▶ **Extract to read**:
◆ ◆ ◆

I don't hate The Revenant as much as most people do on the web, I actually dug parts of it, but I have to agree it was filmed too beautifully for its own good and his direction was a bit much at times. Inarritu's buggiest problem is he doesn't know how to show restraint.

April 22, 2016 | Unregistered CommenterHmm

Biggest*

April 22, 2016 | Unregistered CommenterHmm

"he logistics for Amores Perros can’t have practically been much easier than the ones we are all sick of hearing about with The Revenant. His debut feature has him shooting all over Mexico City (inarguably one of the world’s most chaotic cities)...."

Third world cities are not the total mess you imply they are. Of course shooting six feet under snow is more complicated. A lot more complicated...

The rest of the article is great though

April 22, 2016 | Unregistered CommenterDILMA

Third world city? Have you ever been to Mexico Dilma?

◆ ◆ ◆

▶ **Records**:
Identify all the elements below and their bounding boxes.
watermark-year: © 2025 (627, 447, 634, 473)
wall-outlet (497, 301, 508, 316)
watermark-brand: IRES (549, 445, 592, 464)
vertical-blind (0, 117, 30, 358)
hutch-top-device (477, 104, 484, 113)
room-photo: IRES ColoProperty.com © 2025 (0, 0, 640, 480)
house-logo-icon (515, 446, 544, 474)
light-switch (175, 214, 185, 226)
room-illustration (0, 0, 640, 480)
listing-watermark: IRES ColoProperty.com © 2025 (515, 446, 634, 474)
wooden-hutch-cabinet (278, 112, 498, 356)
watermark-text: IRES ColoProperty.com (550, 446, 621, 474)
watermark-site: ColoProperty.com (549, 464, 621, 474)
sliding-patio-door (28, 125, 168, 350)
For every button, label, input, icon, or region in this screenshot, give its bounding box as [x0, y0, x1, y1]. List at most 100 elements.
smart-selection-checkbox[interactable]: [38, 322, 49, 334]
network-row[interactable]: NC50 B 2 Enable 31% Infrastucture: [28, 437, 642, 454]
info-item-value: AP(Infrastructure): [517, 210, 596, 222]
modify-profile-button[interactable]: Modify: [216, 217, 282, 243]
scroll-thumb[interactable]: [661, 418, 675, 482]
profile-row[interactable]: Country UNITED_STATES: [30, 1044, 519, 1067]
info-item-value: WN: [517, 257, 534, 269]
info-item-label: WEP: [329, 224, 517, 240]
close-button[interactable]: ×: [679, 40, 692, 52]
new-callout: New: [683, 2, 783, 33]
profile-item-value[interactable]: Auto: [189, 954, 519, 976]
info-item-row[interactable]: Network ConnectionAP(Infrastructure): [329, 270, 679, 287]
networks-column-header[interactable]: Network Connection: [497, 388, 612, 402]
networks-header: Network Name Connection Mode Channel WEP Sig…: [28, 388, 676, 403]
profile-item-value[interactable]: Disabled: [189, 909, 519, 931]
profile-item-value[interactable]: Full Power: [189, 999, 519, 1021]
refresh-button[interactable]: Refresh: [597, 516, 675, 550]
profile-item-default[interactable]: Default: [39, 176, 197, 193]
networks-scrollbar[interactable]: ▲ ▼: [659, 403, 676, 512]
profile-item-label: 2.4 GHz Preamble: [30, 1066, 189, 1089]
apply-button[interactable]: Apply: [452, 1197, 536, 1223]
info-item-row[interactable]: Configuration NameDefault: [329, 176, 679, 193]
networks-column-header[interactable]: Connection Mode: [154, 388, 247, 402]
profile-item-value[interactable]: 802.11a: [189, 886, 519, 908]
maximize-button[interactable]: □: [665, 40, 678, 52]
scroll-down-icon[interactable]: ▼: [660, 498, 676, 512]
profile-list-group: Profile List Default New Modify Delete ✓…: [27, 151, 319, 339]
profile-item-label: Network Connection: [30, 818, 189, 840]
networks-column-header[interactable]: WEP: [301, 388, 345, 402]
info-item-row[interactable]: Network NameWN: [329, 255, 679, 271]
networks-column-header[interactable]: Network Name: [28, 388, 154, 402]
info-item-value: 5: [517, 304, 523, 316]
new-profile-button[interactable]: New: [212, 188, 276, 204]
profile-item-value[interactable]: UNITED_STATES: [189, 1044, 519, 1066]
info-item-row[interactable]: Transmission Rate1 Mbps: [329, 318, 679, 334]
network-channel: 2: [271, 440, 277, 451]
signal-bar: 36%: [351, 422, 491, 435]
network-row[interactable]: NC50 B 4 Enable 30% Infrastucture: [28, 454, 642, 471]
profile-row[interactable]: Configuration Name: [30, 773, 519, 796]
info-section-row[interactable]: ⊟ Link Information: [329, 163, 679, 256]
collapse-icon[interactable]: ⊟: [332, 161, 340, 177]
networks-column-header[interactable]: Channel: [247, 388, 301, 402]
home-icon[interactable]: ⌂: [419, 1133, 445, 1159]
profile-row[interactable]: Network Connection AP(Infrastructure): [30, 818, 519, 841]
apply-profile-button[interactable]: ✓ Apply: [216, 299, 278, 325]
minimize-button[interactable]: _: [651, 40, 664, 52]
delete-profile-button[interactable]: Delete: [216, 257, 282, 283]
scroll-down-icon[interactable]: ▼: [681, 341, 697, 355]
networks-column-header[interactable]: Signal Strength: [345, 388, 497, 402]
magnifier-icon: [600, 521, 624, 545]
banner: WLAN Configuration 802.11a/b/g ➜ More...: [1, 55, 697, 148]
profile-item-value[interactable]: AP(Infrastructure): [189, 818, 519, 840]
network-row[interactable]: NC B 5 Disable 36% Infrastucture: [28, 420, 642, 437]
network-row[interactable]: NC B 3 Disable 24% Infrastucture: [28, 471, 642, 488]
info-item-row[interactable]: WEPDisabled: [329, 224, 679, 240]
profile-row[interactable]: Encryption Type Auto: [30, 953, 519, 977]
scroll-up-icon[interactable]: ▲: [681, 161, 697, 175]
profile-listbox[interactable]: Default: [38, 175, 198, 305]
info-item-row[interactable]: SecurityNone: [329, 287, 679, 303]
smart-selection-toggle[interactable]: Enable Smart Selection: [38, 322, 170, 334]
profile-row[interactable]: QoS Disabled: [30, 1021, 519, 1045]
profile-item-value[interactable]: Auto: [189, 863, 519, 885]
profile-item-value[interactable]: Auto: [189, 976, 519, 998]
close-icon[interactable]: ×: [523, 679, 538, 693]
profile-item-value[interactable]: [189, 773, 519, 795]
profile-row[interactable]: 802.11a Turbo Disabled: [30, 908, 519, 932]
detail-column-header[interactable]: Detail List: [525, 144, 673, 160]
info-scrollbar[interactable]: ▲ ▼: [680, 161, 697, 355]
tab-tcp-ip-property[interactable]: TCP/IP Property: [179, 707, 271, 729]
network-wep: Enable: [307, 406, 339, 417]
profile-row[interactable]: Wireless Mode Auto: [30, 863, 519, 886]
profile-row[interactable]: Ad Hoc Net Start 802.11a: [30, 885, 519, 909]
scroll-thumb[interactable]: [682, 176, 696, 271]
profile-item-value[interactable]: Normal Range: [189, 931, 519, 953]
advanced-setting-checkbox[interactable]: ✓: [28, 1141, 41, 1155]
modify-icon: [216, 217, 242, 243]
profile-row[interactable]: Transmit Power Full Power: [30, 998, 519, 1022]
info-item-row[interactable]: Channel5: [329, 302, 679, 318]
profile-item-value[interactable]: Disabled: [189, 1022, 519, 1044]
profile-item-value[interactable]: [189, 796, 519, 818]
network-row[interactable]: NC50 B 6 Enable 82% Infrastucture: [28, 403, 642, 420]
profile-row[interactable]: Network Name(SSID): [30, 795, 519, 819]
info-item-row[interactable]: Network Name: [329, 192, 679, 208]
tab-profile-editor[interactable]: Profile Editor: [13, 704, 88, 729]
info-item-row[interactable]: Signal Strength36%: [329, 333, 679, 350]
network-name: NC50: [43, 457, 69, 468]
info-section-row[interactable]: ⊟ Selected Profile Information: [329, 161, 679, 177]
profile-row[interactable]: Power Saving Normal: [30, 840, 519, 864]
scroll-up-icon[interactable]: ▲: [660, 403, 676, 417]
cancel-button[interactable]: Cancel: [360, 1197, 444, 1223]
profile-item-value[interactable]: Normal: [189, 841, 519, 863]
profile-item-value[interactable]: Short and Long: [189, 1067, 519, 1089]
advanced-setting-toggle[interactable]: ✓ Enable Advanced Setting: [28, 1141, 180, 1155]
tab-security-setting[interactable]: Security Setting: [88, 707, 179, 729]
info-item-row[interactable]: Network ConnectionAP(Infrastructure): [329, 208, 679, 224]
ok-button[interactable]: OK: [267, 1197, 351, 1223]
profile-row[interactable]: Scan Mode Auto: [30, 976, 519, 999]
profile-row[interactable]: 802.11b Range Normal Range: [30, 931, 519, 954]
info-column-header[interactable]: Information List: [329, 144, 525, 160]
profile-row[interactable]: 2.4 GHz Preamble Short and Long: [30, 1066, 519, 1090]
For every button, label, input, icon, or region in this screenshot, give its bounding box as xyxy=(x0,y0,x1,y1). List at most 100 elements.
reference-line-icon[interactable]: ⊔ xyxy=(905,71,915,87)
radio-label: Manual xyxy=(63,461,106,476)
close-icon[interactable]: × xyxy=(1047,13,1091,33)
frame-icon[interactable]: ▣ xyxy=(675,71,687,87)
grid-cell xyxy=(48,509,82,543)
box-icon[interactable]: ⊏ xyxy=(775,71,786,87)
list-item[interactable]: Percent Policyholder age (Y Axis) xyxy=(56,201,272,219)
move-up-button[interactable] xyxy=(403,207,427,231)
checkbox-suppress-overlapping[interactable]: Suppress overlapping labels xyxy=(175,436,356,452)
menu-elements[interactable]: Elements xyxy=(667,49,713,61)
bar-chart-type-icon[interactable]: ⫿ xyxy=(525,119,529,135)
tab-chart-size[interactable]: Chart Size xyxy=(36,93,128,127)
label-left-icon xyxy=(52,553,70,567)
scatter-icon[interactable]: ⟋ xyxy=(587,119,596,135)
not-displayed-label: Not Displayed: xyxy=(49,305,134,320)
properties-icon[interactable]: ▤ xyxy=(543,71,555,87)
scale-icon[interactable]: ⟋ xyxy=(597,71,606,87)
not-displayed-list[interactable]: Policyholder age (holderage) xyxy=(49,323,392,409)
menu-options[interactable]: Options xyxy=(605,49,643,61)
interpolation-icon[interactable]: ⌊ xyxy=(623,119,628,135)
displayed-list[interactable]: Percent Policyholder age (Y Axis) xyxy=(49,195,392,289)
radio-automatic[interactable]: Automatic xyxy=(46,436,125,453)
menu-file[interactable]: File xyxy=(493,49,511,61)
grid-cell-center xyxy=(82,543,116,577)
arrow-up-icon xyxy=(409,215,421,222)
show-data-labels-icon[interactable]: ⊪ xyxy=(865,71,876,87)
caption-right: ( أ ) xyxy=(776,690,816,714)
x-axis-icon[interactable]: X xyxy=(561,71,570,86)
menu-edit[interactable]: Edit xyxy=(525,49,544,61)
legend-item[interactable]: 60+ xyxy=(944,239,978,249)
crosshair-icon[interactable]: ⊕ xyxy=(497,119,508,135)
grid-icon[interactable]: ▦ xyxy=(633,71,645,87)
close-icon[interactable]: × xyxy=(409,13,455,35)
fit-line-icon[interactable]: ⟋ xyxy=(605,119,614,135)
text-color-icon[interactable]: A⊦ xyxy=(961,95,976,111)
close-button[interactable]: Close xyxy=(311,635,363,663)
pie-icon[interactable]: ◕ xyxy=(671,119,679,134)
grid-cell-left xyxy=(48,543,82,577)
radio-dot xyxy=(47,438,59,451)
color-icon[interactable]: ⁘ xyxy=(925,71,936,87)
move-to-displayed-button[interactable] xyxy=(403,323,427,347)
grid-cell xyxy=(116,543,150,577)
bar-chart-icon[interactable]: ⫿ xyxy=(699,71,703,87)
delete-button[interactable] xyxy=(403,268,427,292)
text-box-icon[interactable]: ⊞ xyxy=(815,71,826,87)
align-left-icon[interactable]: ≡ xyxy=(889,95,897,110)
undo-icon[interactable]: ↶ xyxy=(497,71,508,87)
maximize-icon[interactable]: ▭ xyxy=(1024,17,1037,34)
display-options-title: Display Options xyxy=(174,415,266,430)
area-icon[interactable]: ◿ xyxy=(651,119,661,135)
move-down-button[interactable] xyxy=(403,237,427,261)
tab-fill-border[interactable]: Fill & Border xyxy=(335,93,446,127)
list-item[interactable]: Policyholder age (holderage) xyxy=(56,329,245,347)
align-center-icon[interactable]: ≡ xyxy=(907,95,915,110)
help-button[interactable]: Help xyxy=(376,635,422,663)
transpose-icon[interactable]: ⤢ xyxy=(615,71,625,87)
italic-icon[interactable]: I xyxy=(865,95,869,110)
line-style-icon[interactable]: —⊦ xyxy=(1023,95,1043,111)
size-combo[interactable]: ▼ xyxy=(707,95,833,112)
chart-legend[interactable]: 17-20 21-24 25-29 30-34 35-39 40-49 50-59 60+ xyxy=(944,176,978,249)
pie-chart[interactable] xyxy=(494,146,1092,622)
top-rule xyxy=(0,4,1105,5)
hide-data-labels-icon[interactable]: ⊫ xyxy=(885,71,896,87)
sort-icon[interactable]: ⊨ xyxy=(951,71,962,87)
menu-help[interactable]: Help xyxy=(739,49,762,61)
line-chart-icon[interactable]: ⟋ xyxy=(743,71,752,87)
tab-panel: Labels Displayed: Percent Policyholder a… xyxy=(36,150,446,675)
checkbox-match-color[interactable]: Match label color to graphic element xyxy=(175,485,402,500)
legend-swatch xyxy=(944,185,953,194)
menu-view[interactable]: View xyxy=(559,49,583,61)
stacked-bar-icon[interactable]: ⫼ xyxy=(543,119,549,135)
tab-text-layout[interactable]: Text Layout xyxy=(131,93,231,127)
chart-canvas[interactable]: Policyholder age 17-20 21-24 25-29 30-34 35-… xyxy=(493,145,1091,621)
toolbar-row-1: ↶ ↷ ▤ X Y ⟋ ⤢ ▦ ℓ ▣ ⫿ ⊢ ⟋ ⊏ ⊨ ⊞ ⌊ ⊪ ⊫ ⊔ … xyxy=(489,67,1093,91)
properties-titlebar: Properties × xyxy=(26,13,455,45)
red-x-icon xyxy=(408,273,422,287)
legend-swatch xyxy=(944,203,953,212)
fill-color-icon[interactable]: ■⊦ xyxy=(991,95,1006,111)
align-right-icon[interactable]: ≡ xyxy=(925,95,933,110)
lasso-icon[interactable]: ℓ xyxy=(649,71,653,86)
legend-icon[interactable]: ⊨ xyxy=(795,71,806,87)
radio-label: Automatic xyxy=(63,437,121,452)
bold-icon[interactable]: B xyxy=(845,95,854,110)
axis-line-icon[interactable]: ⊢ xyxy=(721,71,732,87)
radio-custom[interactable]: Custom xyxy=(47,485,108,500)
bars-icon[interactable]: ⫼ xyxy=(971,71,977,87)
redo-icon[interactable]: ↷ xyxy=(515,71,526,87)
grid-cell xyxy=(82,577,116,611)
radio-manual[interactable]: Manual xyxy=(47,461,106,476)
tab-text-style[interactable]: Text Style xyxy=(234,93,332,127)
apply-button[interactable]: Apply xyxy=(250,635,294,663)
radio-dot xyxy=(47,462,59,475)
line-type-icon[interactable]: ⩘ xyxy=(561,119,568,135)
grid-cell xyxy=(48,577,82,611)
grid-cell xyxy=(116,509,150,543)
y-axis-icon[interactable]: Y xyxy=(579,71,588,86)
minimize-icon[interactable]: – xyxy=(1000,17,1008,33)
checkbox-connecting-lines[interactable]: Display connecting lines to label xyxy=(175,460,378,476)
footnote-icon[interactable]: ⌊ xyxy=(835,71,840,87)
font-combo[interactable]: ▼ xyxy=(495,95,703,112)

◆ ◆ ◆

▶ **Exercise instructions**:
1 - Answer these questions from the comment thread:
(a) What film does the first commenter say was filmed too beautifully for its own good?
(b) According to the quoted passage, which city was Amores Perros shot all over?
(c) What does DILMA say about the rest of the article?
2 - Please set down part of the comment thread word for word, beginning at the words "I don't hate" and stopping after "to show restraint.".
3 - Carry the comment thread forward from its last line.
The items are separate material with no connection to the comment thread.

▶ **Answers to the problems**:
1 -
(a) The Revenant
(b) Mexico City
(c) That it is great

2 -
I don't hate The Revenant as much as most people do on the web, I actually dug parts of it, but I have to agree it was filmed too beautifully for its own good and his direction was a bit much at times. Inarritu's buggiest problem is he doesn't know how to show restraint.

3 -
April 23, 2016 | Unregistered CommenterMe

So much greatness in literally all of his films, so many scenes that have stuck with me; Naomi Watts listening to the answerphone message over and over, the club scene in Babel etc etc, and yet, none of his films have ever quite added up to the sum of their parts for me. Agree with the comment about his direction being very heavy handed. Birdman is probably the only film of his I could see myself watching a second time.

April 23, 2016 | Unregistered CommenterJB

ME:

Yes. As a tourist, but yes.

What's your point?

April 23, 2016 | Unregistered CommenterDILMA

Random question: when listed in alphabetical order by surname, would Alejandro be listed BEFORE or AFTER (say) Haigh, Andrew? (Apologies for any cultural ignorance on my part.)